Saved entries:
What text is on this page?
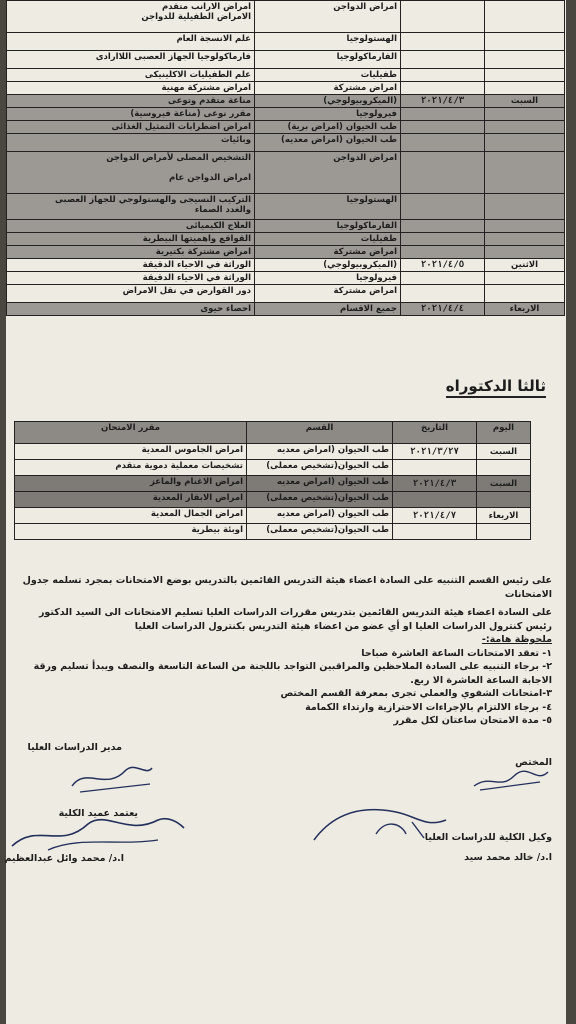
		امراض الدواجن	امراض الارانب متقدم
الامراض الطفيلية للدواجن
		الهستولوجيا	علم الانسجة العام
		الفارماكولوجيا	فارماكولوجيا الجهاز العصبى اللاارادى
		طفيليات	علم الطفيليات الاكلينيكى
		امراض مشتركة	امراض مشتركة مهنية
السبت	٢٠٢١/٤/٣	(الميكروبيولوجي)	مناعة متقدم وتوعى
		فيرولوجيا	مقرر نوعى (مناعة فيروسية)
		طب الحيوان (امراض برية)	امراض اضطرابات التمثيل الغذائى
		طب الحيوان (امراض معديه)	وبائيات
		امراض الدواجن	التشخيص المصلى لأمراض الدواجن

امراض الدواجن عام
		الهستولوجيا	التركيب النسيجى والهستولوجي للجهاز العصبى
والغدد الصماء
		الفارماكولوجيا	العلاج الكيميائى
		طفيليات	القواقع واهميتها البيطرية
		امراض مشتركة	امراض مشتركة بكتيرية
الاثنين	٢٠٢١/٤/٥	(الميكروبيولوجي)	الوراثة في الاحياء الدقيقة
		فيرولوجيا	الوراثة في الاحياء الدقيقة
		امراض مشتركة	دور القوارض في نقل الامراض
الاربعاء	٢٠٢١/٤/٤	جميع الاقسام	احصاء حيوى
ثالثا الدكتوراه
اليوم	التاريخ	القسم	مقرر الامتحان
السبت	٢٠٢١/٣/٢٧	طب الحيوان (امراض معديه	امراض الجاموس المعدية
		طب الحيوان(تشخيص معملى)	تشخيصات معملية دموية متقدم
السبت	٢٠٢١/٤/٣	طب الحيوان (امراض معديه	امراض الاغنام والماعز
		طب الحيوان(تشخيص معملى)	امراض الابقار المعدية
الاربعاء	٢٠٢١/٤/٧	طب الحيوان (امراض معديه	امراض الجمال المعدية
		طب الحيوان(تشخيص معملى)	اوبئة بيطرية

على رئيس القسم التنبيه على السادة اعضاء هيئة التدريس القائمين بالتدريس بوضع الامتحانات بمجرد تسلمه جدول الامتحانات

على السادة اعضاء هيئة التدريس القائمين بتدريس مقررات الدراسات العليا تسليم الامتحانات الى السيد الدكتور رئيس كنترول الدراسات العليا او أي عضو من اعضاء هيئة التدريس بكنترول الدراسات العليا

ملحوظة هامة:-

١- تعقد الامتحانات الساعة العاشرة صباحا

٢- برجاء التنبيه على السادة الملاحظين والمراقبين التواجد باللجنة من الساعة التاسعة والنصف ويبدأ تسليم ورقة الاجابة الساعة العاشرة الا ربع.

٣-امتحانات الشفوي والعملي تجرى بمعرفة القسم المختص

٤- برجاء الالتزام بالإجراءات الاحترازية وارتداء الكمامة

٥- مدة الامتحان ساعتان لكل مقرر

المختص
وكيل الكلية للدراسات العليا
ا.د/ خالد محمد سيد
مدير الدراسات العليا
يعتمد عميد الكلية
ا.د/ محمد وائل عبدالعظيم
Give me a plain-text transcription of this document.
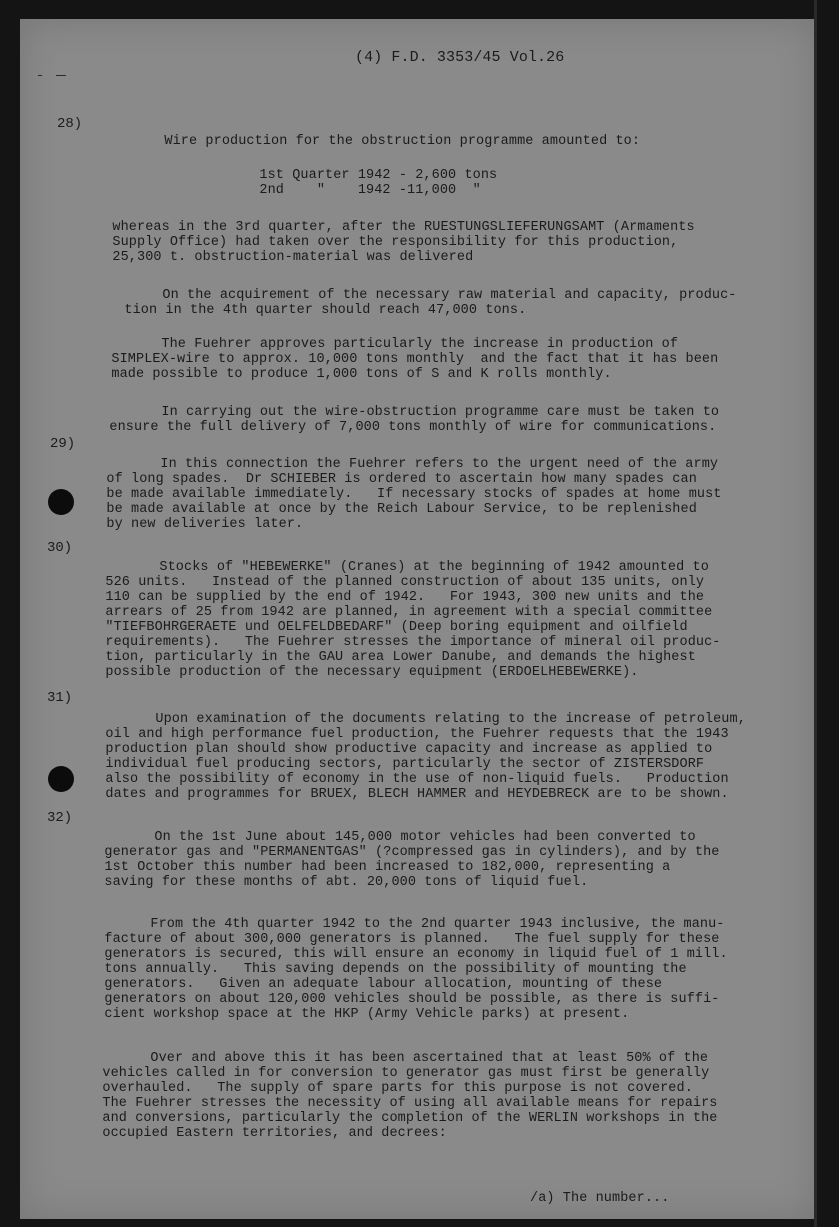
(4) F.D. 3353/45 Vol.26
28)

Wire production for the obstruction programme amounted to:

1st Quarter 1942 - 2,600 tons
2nd    "    1942 -11,000  "

whereas in the 3rd quarter, after the RUESTUNGSLIEFERUNGSAMT (Armaments
Supply Office) had taken over the responsibility for this production,
25,300 t. obstruction-material was delivered

On the acquirement of the necessary raw material and capacity, produc-
tion in the 4th quarter should reach 47,000 tons.

The Fuehrer approves particularly the increase in production of
SIMPLEX-wire to approx. 10,000 tons monthly  and the fact that it has been
made possible to produce 1,000 tons of S and K rolls monthly.

In carrying out the wire-obstruction programme care must be taken to
ensure the full delivery of 7,000 tons monthly of wire for communications.

29)

In this connection the Fuehrer refers to the urgent need of the army
of long spades.  Dr SCHIEBER is ordered to ascertain how many spades can
be made available immediately.   If necessary stocks of spades at home must
be made available at once by the Reich Labour Service, to be replenished
by new deliveries later.

30)

Stocks of "HEBEWERKE" (Cranes) at the beginning of 1942 amounted to
526 units.   Instead of the planned construction of about 135 units, only
110 can be supplied by the end of 1942.   For 1943, 300 new units and the
arrears of 25 from 1942 are planned, in agreement with a special committee
"TIEFBOHRGERAETE und OELFELDBEDARF" (Deep boring equipment and oilfield
requirements).   The Fuehrer stresses the importance of mineral oil produc-
tion, particularly in the GAU area Lower Danube, and demands the highest
possible production of the necessary equipment (ERDOELHEBEWERKE).

31)

Upon examination of the documents relating to the increase of petroleum,
oil and high performance fuel production, the Fuehrer requests that the 1943
production plan should show productive capacity and increase as applied to
individual fuel producing sectors, particularly the sector of ZISTERSDORF
also the possibility of economy in the use of non-liquid fuels.   Production
dates and programmes for BRUEX, BLECH HAMMER and HEYDEBRECK are to be shown.

32)

On the 1st June about 145,000 motor vehicles had been converted to
generator gas and "PERMANENTGAS" (?compressed gas in cylinders), and by the
1st October this number had been increased to 182,000, representing a
saving for these months of abt. 20,000 tons of liquid fuel.

From the 4th quarter 1942 to the 2nd quarter 1943 inclusive, the manu-
facture of about 300,000 generators is planned.   The fuel supply for these
generators is secured, this will ensure an economy in liquid fuel of 1 mill.
tons annually.   This saving depends on the possibility of mounting the
generators.   Given an adequate labour allocation, mounting of these
generators on about 120,000 vehicles should be possible, as there is suffi-
cient workshop space at the HKP (Army Vehicle parks) at present.

Over and above this it has been ascertained that at least 50% of the
vehicles called in for conversion to generator gas must first be generally
overhauled.   The supply of spare parts for this purpose is not covered.
The Fuehrer stresses the necessity of using all available means for repairs
and conversions, particularly the completion of the WERLIN workshops in the
occupied Eastern territories, and decrees:

/a) The number...
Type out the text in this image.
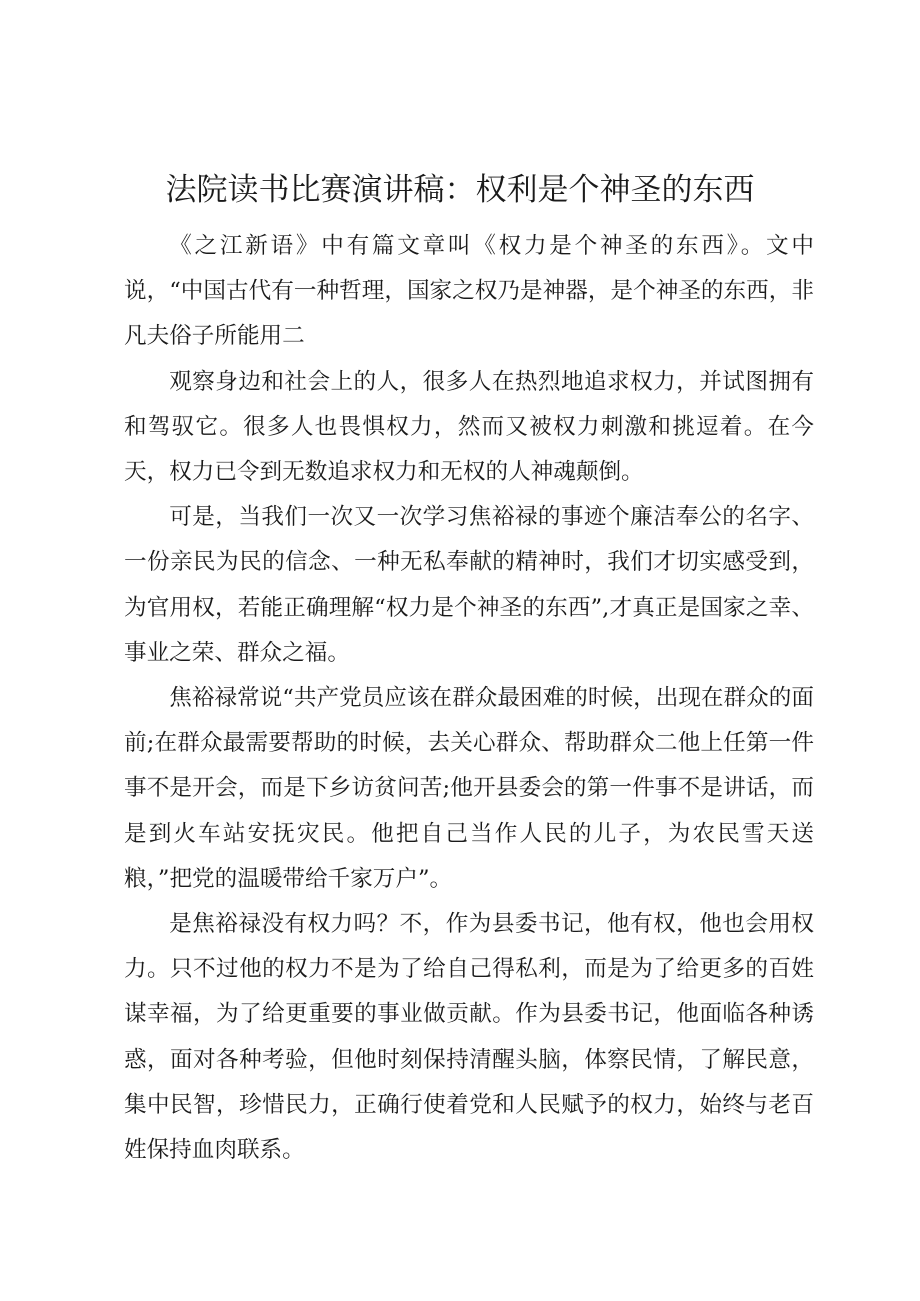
法院读书比赛演讲稿：权利是个神圣的东西

《之江新语》中有篇文章叫《权力是个神圣的东西》。文中说，“中国古代有一种哲理，国家之权乃是神器，是个神圣的东西，非凡夫俗子所能用二

观察身边和社会上的人，很多人在热烈地追求权力，并试图拥有和驾驭它。很多人也畏惧权力，然而又被权力刺激和挑逗着。在今天，权力已令到无数追求权力和无权的人神魂颠倒。

可是，当我们一次又一次学习焦裕禄的事迹个廉洁奉公的名字、一份亲民为民的信念、一种无私奉献的精神时，我们才切实感受到，为官用权，若能正确理解“权力是个神圣的东西”,才真正是国家之幸、事业之荣、群众之福。

焦裕禄常说“共产党员应该在群众最困难的时候，出现在群众的面前;在群众最需要帮助的时候，去关心群众、帮助群众二他上任第一件事不是开会，而是下乡访贫问苦;他开县委会的第一件事不是讲话，而是到火车站安抚灾民。他把自己当作人民的儿子，为农民雪天送粮，”把党的温暖带给千家万户”。

是焦裕禄没有权力吗？不，作为县委书记，他有权，他也会用权力。只不过他的权力不是为了给自己得私利，而是为了给更多的百姓谋幸福，为了给更重要的事业做贡献。作为县委书记，他面临各种诱惑，面对各种考验，但他时刻保持清醒头脑，体察民情，了解民意，集中民智，珍惜民力，正确行使着党和人民赋予的权力，始终与老百姓保持血肉联系。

### AIM OF THE TASK
Gather each line from the listing above that holds "Fuehrer".

### SOLUTION TO THIS TASK
The Fuehrer approves particularly the increase in production of
In this connection the Fuehrer refers to the urgent need of the army
requirements).   The Fuehrer stresses the importance of mineral oil produc-
oil and high performance fuel production, the Fuehrer requests that the 1943
The Fuehrer stresses the necessity of using all available means for repairs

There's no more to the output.